### [INPUT MATERIAL]
** begin **

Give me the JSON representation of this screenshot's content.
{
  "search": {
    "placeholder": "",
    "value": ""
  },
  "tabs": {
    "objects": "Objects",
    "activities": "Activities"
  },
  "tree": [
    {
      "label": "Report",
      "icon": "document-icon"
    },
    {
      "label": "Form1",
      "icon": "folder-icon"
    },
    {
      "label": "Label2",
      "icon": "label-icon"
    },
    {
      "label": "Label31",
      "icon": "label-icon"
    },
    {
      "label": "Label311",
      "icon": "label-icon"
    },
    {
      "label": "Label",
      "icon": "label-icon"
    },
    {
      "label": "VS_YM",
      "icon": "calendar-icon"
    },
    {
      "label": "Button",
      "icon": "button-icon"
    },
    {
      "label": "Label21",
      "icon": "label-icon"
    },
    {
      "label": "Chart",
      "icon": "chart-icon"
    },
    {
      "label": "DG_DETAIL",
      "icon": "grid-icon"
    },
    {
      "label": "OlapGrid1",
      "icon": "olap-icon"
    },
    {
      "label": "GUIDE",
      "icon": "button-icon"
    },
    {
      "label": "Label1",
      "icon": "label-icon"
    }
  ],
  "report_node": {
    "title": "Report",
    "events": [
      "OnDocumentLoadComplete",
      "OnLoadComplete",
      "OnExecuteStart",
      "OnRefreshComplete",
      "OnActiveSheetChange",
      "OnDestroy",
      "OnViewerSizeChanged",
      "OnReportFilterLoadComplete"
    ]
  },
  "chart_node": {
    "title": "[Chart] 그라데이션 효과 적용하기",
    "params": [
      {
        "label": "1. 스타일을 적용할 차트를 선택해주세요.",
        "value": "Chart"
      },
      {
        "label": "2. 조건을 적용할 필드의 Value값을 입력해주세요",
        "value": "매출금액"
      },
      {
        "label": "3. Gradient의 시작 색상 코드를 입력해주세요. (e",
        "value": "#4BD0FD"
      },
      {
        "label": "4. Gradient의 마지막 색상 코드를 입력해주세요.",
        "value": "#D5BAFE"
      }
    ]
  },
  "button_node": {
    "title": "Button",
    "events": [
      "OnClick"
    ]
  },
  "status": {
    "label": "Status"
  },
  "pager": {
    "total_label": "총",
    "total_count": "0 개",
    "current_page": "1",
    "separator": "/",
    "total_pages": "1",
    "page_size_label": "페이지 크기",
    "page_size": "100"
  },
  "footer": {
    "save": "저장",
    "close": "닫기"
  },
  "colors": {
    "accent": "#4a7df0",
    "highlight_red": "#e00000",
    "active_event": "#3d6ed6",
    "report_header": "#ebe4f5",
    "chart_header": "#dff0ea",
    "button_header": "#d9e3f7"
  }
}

** end **

### [WHAT YOU HAVE TO DO]
Please output every record, keeping each line exact.

### [SOLUTION FOR THIS TASK]
Give me the JSON representation of this screenshot's content.
{
  "search": {
    "placeholder": "",
    "value": ""
  },
  "tabs": {
    "objects": "Objects",
    "activities": "Activities"
  },
  "tree": [
    {
      "label": "Report",
      "icon": "document-icon"
    },
    {
      "label": "Form1",
      "icon": "folder-icon"
    },
    {
      "label": "Label2",
      "icon": "label-icon"
    },
    {
      "label": "Label31",
      "icon": "label-icon"
    },
    {
      "label": "Label311",
      "icon": "label-icon"
    },
    {
      "label": "Label",
      "icon": "label-icon"
    },
    {
      "label": "VS_YM",
      "icon": "calendar-icon"
    },
    {
      "label": "Button",
      "icon": "button-icon"
    },
    {
      "label": "Label21",
      "icon": "label-icon"
    },
    {
      "label": "Chart",
      "icon": "chart-icon"
    },
    {
      "label": "DG_DETAIL",
      "icon": "grid-icon"
    },
    {
      "label": "OlapGrid1",
      "icon": "olap-icon"
    },
    {
      "label": "GUIDE",
      "icon": "button-icon"
    },
    {
      "label": "Label1",
      "icon": "label-icon"
    }
  ],
  "report_node": {
    "title": "Report",
    "events": [
      "OnDocumentLoadComplete",
      "OnLoadComplete",
      "OnExecuteStart",
      "OnRefreshComplete",
      "OnActiveSheetChange",
      "OnDestroy",
      "OnViewerSizeChanged",
      "OnReportFilterLoadComplete"
    ]
  },
  "chart_node": {
    "title": "[Chart] 그라데이션 효과 적용하기",
    "params": [
      {
        "label": "1. 스타일을 적용할 차트를 선택해주세요.",
        "value": "Chart"
      },
      {
        "label": "2. 조건을 적용할 필드의 Value값을 입력해주세요",
        "value": "매출금액"
      },
      {
        "label": "3. Gradient의 시작 색상 코드를 입력해주세요. (e",
        "value": "#4BD0FD"
      },
      {
        "label": "4. Gradient의 마지막 색상 코드를 입력해주세요.",
        "value": "#D5BAFE"
      }
    ]
  },
  "button_node": {
    "title": "Button",
    "events": [
      "OnClick"
    ]
  },
  "status": {
    "label": "Status"
  },
  "pager": {
    "total_label": "총",
    "total_count": "0 개",
    "current_page": "1",
    "separator": "/",
    "total_pages": "1",
    "page_size_label": "페이지 크기",
    "page_size": "100"
  },
  "footer": {
    "save": "저장",
    "close": "닫기"
  },
  "colors": {
    "accent": "#4a7df0",
    "highlight_red": "#e00000",
    "active_event": "#3d6ed6",
    "report_header": "#ebe4f5",
    "chart_header": "#dff0ea",
    "button_header": "#d9e3f7"
  }
}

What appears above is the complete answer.